## Records for this task
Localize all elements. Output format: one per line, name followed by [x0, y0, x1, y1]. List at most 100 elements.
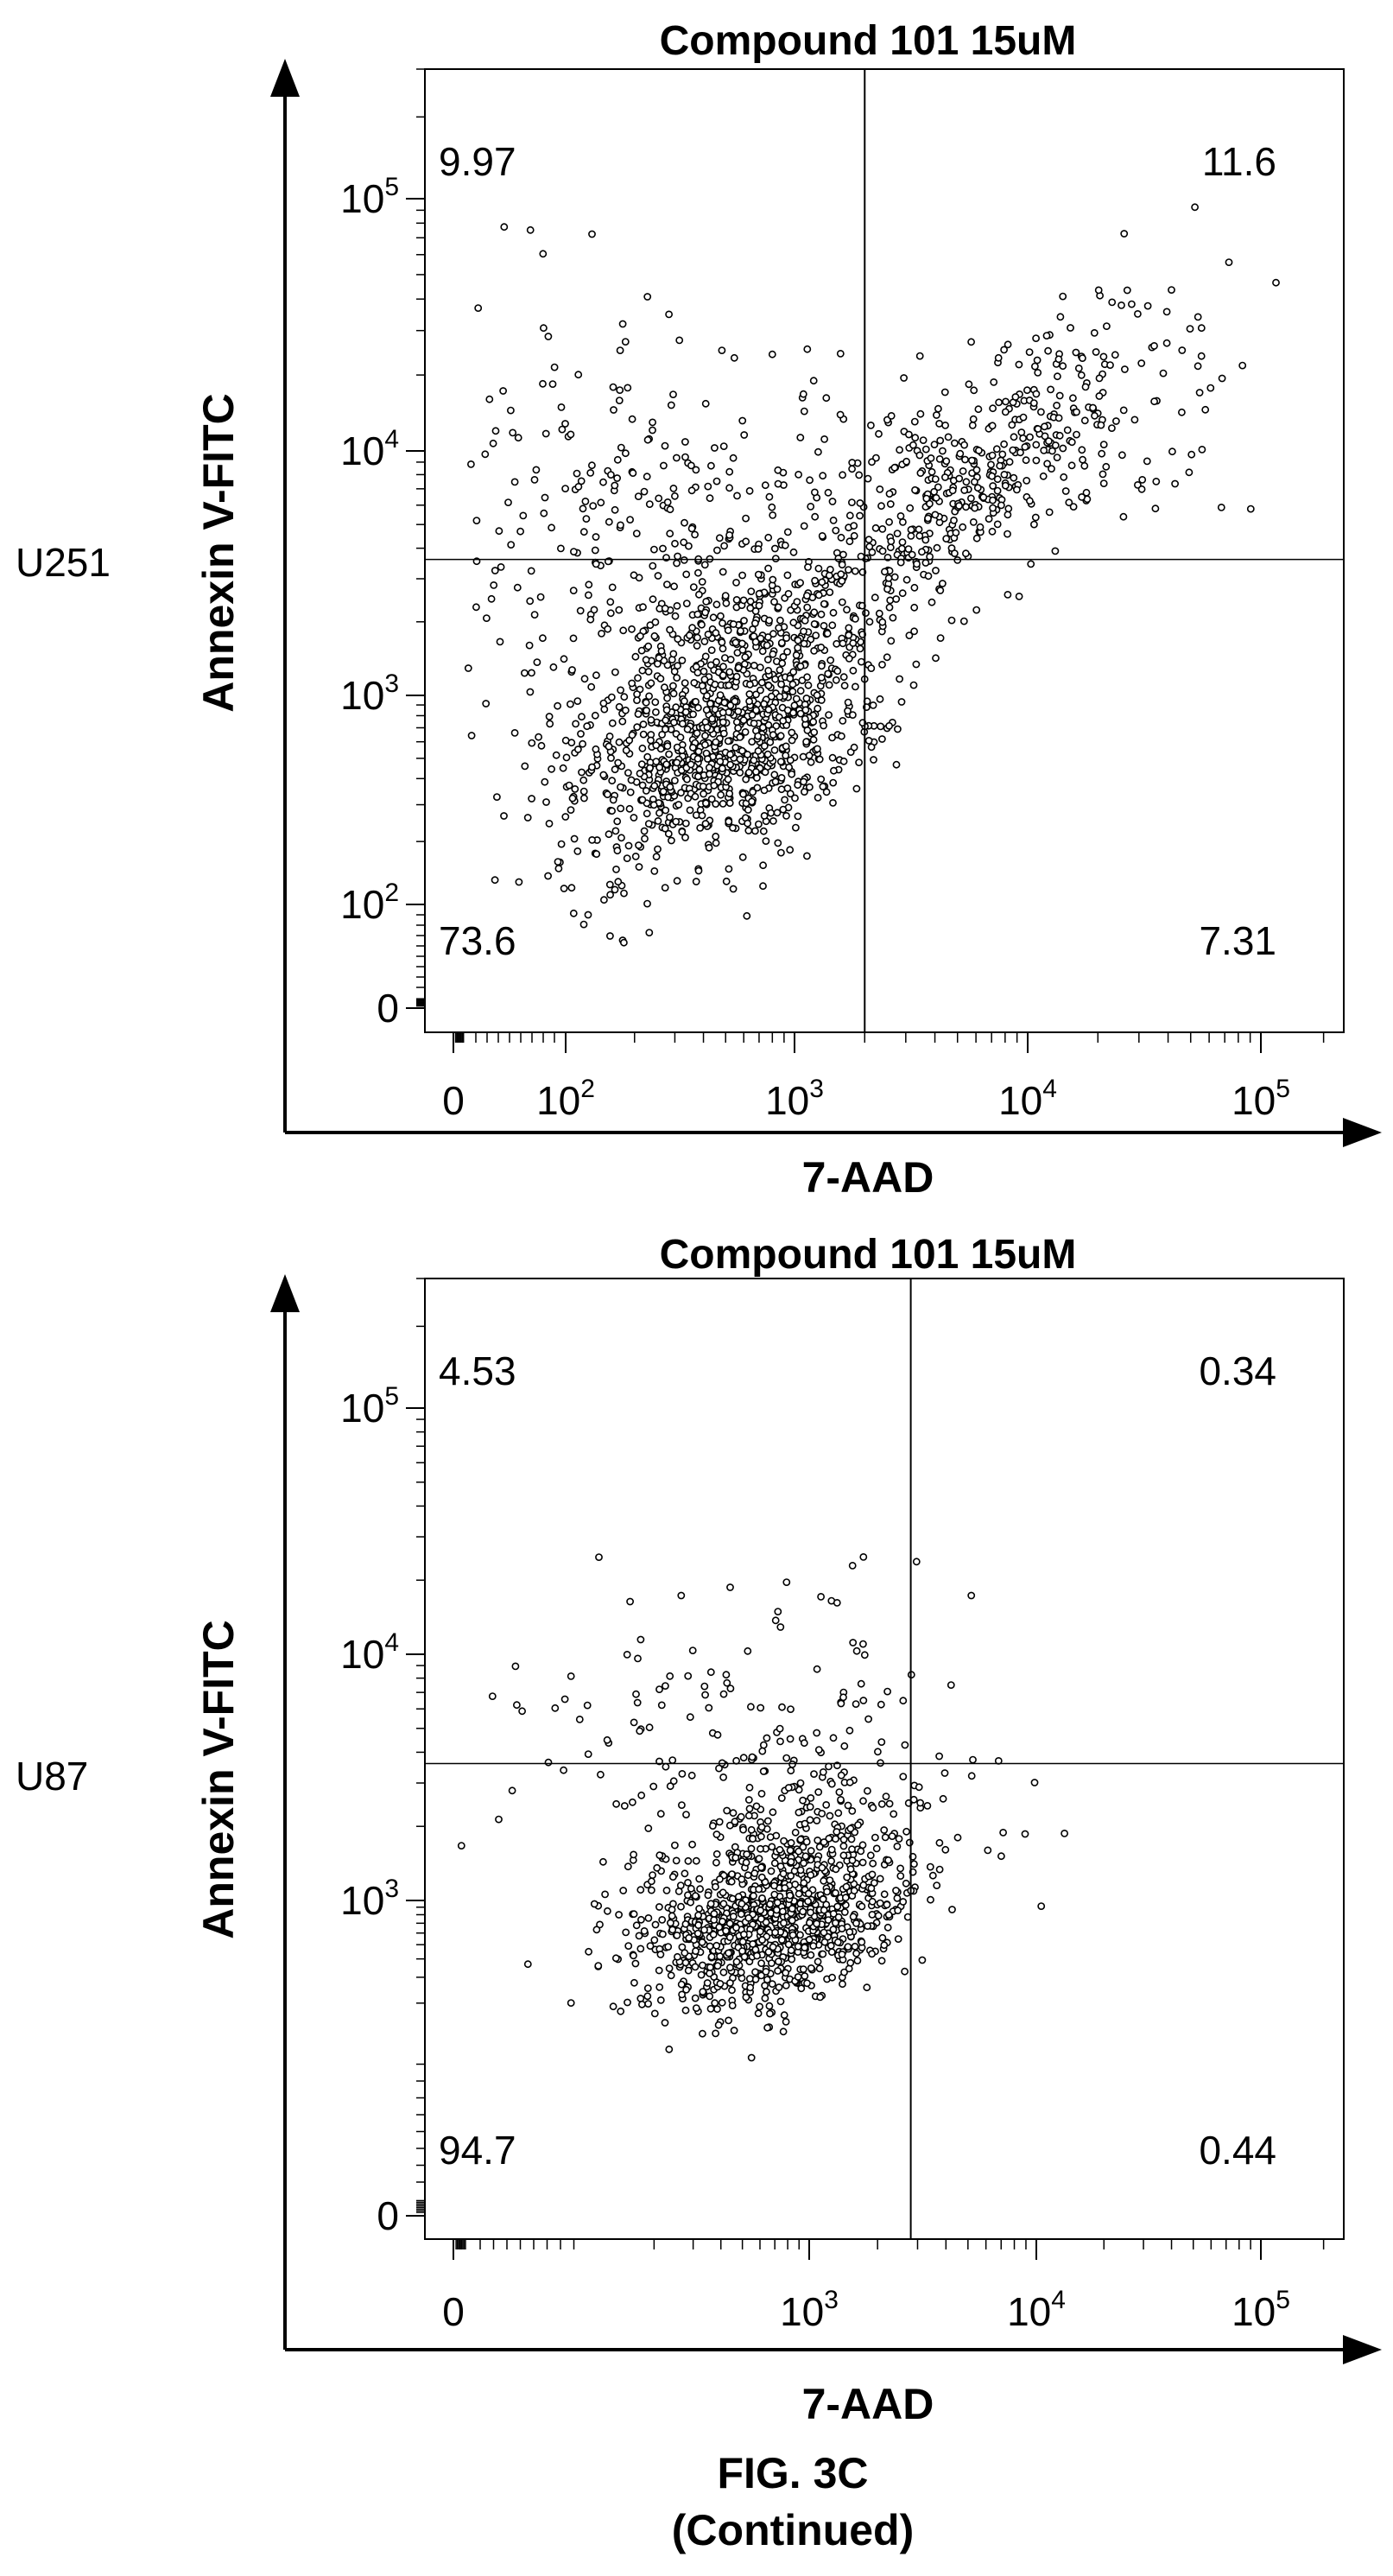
- scatter-point: [772, 1906, 781, 1914]
- scatter-point: [783, 706, 792, 714]
- scatter-point: [1067, 438, 1076, 447]
- scatter-point: [860, 1651, 869, 1659]
- scatter-point: [732, 718, 741, 726]
- scatter-point: [655, 809, 663, 817]
- scatter-point: [692, 1947, 700, 1955]
- scatter-point: [942, 535, 951, 542]
- scatter-point: [1067, 461, 1076, 470]
- scatter-point: [839, 639, 847, 648]
- scatter-point: [634, 492, 643, 500]
- scatter-point: [824, 488, 833, 497]
- scatter-point: [611, 668, 619, 676]
- scatter-point: [796, 687, 805, 695]
- scatter-point: [787, 1946, 795, 1955]
- scatter-point: [877, 1799, 886, 1808]
- scatter-point: [662, 760, 671, 769]
- scatter-point: [832, 1919, 839, 1927]
- scatter-point: [1081, 383, 1090, 391]
- scatter-point: [939, 1794, 947, 1803]
- scatter-point: [868, 1870, 877, 1879]
- scatter-point: [561, 420, 569, 428]
- scatter-point: [744, 819, 751, 828]
- scatter-point: [877, 1700, 885, 1709]
- scatter-point: [864, 1786, 871, 1795]
- scatter-point: [848, 498, 856, 506]
- scatter-point: [802, 695, 811, 702]
- scatter-point: [795, 1808, 803, 1817]
- scatter-point: [843, 1873, 852, 1881]
- scatter-point: [725, 1919, 734, 1928]
- scatter-point: [630, 1951, 637, 1960]
- scatter-point: [1032, 456, 1041, 465]
- scatter-point: [788, 728, 796, 737]
- scatter-point: [968, 421, 977, 429]
- scatter-point: [972, 606, 981, 614]
- scatter-point: [800, 627, 807, 636]
- scatter-point: [674, 1887, 683, 1895]
- scatter-point: [774, 479, 782, 488]
- scatter-point: [669, 650, 678, 658]
- scatter-point: [1097, 421, 1105, 429]
- x-ticks: 0 103 104 105: [442, 2239, 1325, 2334]
- scatter-point: [817, 610, 826, 619]
- scatter-point: [684, 1856, 693, 1865]
- scatter-point: [878, 1933, 887, 1942]
- scatter-point: [806, 783, 814, 791]
- scatter-point: [710, 1909, 719, 1918]
- y-axis-label: Annexin V-FITC: [194, 393, 243, 712]
- scatter-point: [674, 552, 681, 561]
- scatter-point: [837, 533, 845, 542]
- scatter-point: [781, 796, 788, 804]
- scatter-point: [726, 760, 734, 769]
- scatter-point: [693, 610, 702, 619]
- scatter-point: [732, 672, 741, 681]
- scatter-point: [673, 559, 681, 568]
- scatter-point: [896, 1864, 904, 1873]
- scatter-point: [845, 1928, 854, 1936]
- scatter-point: [1047, 385, 1054, 394]
- scatter-point: [726, 1685, 735, 1692]
- scatter-point: [770, 746, 779, 754]
- scatter-point: [779, 1869, 788, 1878]
- scatter-point: [589, 502, 598, 510]
- scatter-point: [825, 1762, 833, 1771]
- scatter-point: [554, 865, 563, 872]
- scatter-point: [776, 1724, 784, 1733]
- scatter-point: [577, 730, 585, 738]
- scatter-point: [674, 635, 682, 644]
- scatter-point: [829, 608, 838, 617]
- scatter-point: [799, 1843, 807, 1851]
- scatter-point: [1137, 485, 1146, 493]
- scatter-point: [662, 1886, 671, 1894]
- scatter-point: [738, 746, 746, 755]
- scatter-point: [985, 515, 993, 523]
- scatter-point: [663, 581, 671, 588]
- scatter-point: [995, 398, 1003, 407]
- scatter-point: [585, 581, 593, 589]
- scatter-point: [472, 603, 480, 612]
- scatter-point: [731, 638, 740, 647]
- scatter-point: [813, 1665, 821, 1673]
- scatter-point: [671, 612, 680, 620]
- scatter-point: [869, 1859, 877, 1868]
- scatter-point: [628, 731, 636, 739]
- scatter-point: [649, 418, 656, 427]
- scatter-point: [807, 1871, 815, 1879]
- scatter-point: [1099, 470, 1107, 479]
- scatter-point: [1037, 1902, 1046, 1910]
- scatter-point: [836, 349, 845, 358]
- scatter-point: [997, 1852, 1005, 1861]
- scatter-point: [617, 443, 625, 452]
- scatter-point: [666, 625, 674, 634]
- scatter-point: [800, 522, 808, 530]
- scatter-point: [848, 465, 856, 473]
- scatter-point: [750, 662, 758, 669]
- scatter-point: [724, 737, 732, 746]
- scatter-point: [852, 784, 861, 793]
- scatter-point: [788, 1955, 796, 1964]
- scatter-point: [694, 1921, 703, 1929]
- scatter-point: [655, 1903, 663, 1911]
- scatter-point: [780, 2011, 788, 2020]
- scatter-point: [969, 518, 978, 526]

## Exercise instructions
Reproduce all of the records above verbatim, line for line, and omit the pictures from your output.

## Exercise answer
Localize all elements. Output format: one per line, name followed by [x0, y0, x1, y1]. List at most 100 elements.
- scatter-point: [772, 1906, 781, 1914]
- scatter-point: [783, 706, 792, 714]
- scatter-point: [1067, 438, 1076, 447]
- scatter-point: [860, 1651, 869, 1659]
- scatter-point: [732, 718, 741, 726]
- scatter-point: [655, 809, 663, 817]
- scatter-point: [692, 1947, 700, 1955]
- scatter-point: [942, 535, 951, 542]
- scatter-point: [1067, 461, 1076, 470]
- scatter-point: [839, 639, 847, 648]
- scatter-point: [634, 492, 643, 500]
- scatter-point: [824, 488, 833, 497]
- scatter-point: [611, 668, 619, 676]
- scatter-point: [796, 687, 805, 695]
- scatter-point: [787, 1946, 795, 1955]
- scatter-point: [877, 1799, 886, 1808]
- scatter-point: [662, 760, 671, 769]
- scatter-point: [832, 1919, 839, 1927]
- scatter-point: [1081, 383, 1090, 391]
- scatter-point: [939, 1794, 947, 1803]
- scatter-point: [868, 1870, 877, 1879]
- scatter-point: [561, 420, 569, 428]
- scatter-point: [744, 819, 751, 828]
- scatter-point: [877, 1700, 885, 1709]
- scatter-point: [864, 1786, 871, 1795]
- scatter-point: [848, 498, 856, 506]
- scatter-point: [802, 695, 811, 702]
- scatter-point: [795, 1808, 803, 1817]
- scatter-point: [843, 1873, 852, 1881]
- scatter-point: [725, 1919, 734, 1928]
- scatter-point: [630, 1951, 637, 1960]
- scatter-point: [1032, 456, 1041, 465]
- scatter-point: [788, 728, 796, 737]
- scatter-point: [968, 421, 977, 429]
- scatter-point: [972, 606, 981, 614]
- scatter-point: [800, 627, 807, 636]
- scatter-point: [674, 1887, 683, 1895]
- scatter-point: [774, 479, 782, 488]
- scatter-point: [669, 650, 678, 658]
- scatter-point: [1097, 421, 1105, 429]
- x-ticks: 0 103 104 105: [442, 2239, 1325, 2334]
- scatter-point: [817, 610, 826, 619]
- scatter-point: [684, 1856, 693, 1865]
- scatter-point: [878, 1933, 887, 1942]
- scatter-point: [806, 783, 814, 791]
- scatter-point: [710, 1909, 719, 1918]
- y-axis-label: Annexin V-FITC: [194, 393, 243, 712]
- scatter-point: [674, 552, 681, 561]
- scatter-point: [837, 533, 845, 542]
- scatter-point: [781, 796, 788, 804]
- scatter-point: [726, 760, 734, 769]
- scatter-point: [693, 610, 702, 619]
- scatter-point: [732, 672, 741, 681]
- scatter-point: [673, 559, 681, 568]
- scatter-point: [896, 1864, 904, 1873]
- scatter-point: [845, 1928, 854, 1936]
- scatter-point: [1047, 385, 1054, 394]
- scatter-point: [726, 1685, 735, 1692]
- scatter-point: [770, 746, 779, 754]
- scatter-point: [779, 1869, 788, 1878]
- scatter-point: [589, 502, 598, 510]
- scatter-point: [825, 1762, 833, 1771]
- scatter-point: [554, 865, 563, 872]
- scatter-point: [776, 1724, 784, 1733]
- scatter-point: [577, 730, 585, 738]
- scatter-point: [674, 635, 682, 644]
- scatter-point: [829, 608, 838, 617]
- scatter-point: [799, 1843, 807, 1851]
- scatter-point: [1137, 485, 1146, 493]
- scatter-point: [662, 1886, 671, 1894]
- scatter-point: [738, 746, 746, 755]
- scatter-point: [985, 515, 993, 523]
- scatter-point: [663, 581, 671, 588]
- scatter-point: [995, 398, 1003, 407]
- scatter-point: [585, 581, 593, 589]
- scatter-point: [472, 603, 480, 612]
- scatter-point: [731, 638, 740, 647]
- scatter-point: [813, 1665, 821, 1673]
- scatter-point: [671, 612, 680, 620]
- scatter-point: [869, 1859, 877, 1868]
- scatter-point: [628, 731, 636, 739]
- scatter-point: [649, 418, 656, 427]
- scatter-point: [807, 1871, 815, 1879]
- scatter-point: [1099, 470, 1107, 479]
- scatter-point: [1037, 1902, 1046, 1910]
- scatter-point: [836, 349, 845, 358]
- scatter-point: [997, 1852, 1005, 1861]
- scatter-point: [617, 443, 625, 452]
- scatter-point: [666, 625, 674, 634]
- scatter-point: [800, 522, 808, 530]
- scatter-point: [848, 465, 856, 473]
- scatter-point: [750, 662, 758, 669]
- scatter-point: [724, 737, 732, 746]
- scatter-point: [852, 784, 861, 793]
- scatter-point: [788, 1955, 796, 1964]
- scatter-point: [694, 1921, 703, 1929]
- scatter-point: [655, 1903, 663, 1911]
- scatter-point: [780, 2011, 788, 2020]
- scatter-point: [969, 518, 978, 526]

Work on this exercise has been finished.